SELECTED PASSAGE »
--- start ---

Final Voyage of NASA's Space Shuttle

Atlantis Astronauts See 'Bright Future' After Shuttle Program

Shuttle Atlantis over the Bahamas
The space shuttle Atlantis is seen over the Bahamas prior to a perfect docking with the International Space Station at 11:07 a.m. (EDT) on July 10, 2011 on Flight Day 3 of NASA's last shuttle flight. Part of a Russian Progress spacecraft which is docked to the station is in the foreground. (Image credit: NASA)

HOUSTON – The astronauts flying on NASA's final space shuttle mission are rounding out a 30-year program amid uncertainty about its successor, but the shuttle Atlantis' veteran spaceflyers are confident about the future of human spaceflight.

Commander Chris Ferguson, pilot Doug Hurley, and mission specialists Sandra Magnus and Rex Walheim have sailed past the halfway point of their 13-day mission to the International Space Station. Atlantis is scheduled to land in the predawn hours at NASA's Kennedy Space Center in Florida on July 21.

As the shuttle's wheels roll to a stop for the final time, NASA's shuttle program will officially come to an end, and for at least the next several years, the agency will rely on Russian-built Soyuz spacecraft to ferry American astronauts to and from the space station.

--- end ---

MATERIAL SUPPLIED »
--- start ---

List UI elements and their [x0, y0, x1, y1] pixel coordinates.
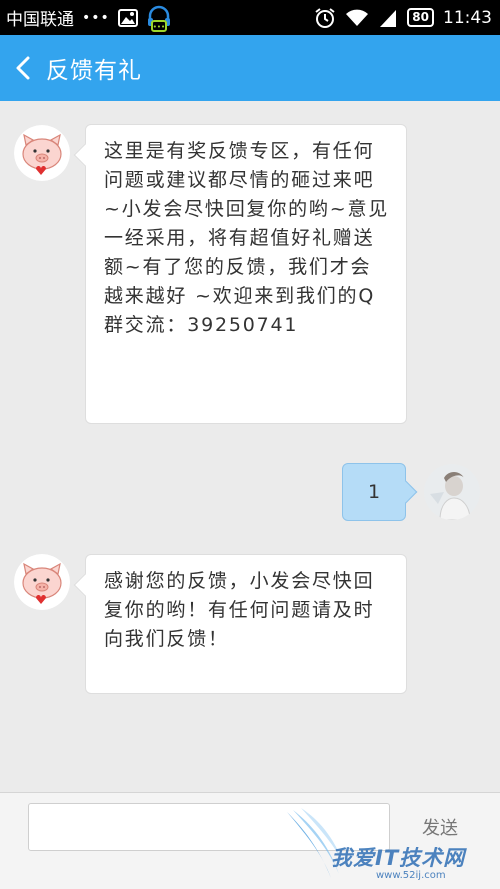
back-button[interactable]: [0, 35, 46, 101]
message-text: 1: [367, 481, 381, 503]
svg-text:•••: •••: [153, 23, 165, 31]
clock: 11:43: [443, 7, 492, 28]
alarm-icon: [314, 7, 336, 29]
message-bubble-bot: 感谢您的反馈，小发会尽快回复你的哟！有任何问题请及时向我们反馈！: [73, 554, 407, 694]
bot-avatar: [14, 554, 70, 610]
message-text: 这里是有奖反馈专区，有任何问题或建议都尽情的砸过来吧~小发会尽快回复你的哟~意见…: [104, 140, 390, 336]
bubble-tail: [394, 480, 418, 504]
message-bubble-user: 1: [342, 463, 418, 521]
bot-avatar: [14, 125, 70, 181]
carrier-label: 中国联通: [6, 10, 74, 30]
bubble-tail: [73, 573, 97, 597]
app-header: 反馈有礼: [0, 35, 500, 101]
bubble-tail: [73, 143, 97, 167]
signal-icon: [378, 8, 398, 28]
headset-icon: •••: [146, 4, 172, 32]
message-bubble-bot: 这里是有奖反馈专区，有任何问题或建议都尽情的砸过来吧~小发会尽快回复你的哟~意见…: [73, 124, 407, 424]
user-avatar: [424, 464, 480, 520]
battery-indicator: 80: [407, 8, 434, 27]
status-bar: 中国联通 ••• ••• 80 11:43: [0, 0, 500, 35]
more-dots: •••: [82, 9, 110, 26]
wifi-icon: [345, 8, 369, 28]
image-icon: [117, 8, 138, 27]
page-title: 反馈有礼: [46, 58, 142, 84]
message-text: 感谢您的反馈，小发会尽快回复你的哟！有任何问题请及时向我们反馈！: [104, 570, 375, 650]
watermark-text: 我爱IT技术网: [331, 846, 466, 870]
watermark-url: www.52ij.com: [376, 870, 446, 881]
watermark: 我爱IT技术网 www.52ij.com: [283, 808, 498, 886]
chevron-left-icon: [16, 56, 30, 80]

--- end ---

EXERCISES TO COMPLETE »
1: According to the Atlantis article, what spacecraft will NASA rely on to carry American astronauts to and from the space station after the shuttle program ends?
2: Copy the portion of the Atlantis article that starts at "Commander Chris Ferguson, pilot" and ends at "the space station.".

WORKED SOLUTIONS »
1: Russian-built Soyuz spacecraft.

2:
Commander Chris Ferguson, pilot Doug Hurley, and mission specialists Sandra Magnus and Rex Walheim have sailed past the halfway point of their 13-day mission to the International Space Station. Atlantis is scheduled to land in the predawn hours at NASA's Kennedy Space Center in Florida on July 21.

As the shuttle's wheels roll to a stop for the final time, NASA's shuttle program will officially come to an end, and for at least the next several years, the agency will rely on Russian-built Soyuz spacecraft to ferry American astronauts to and from the space station.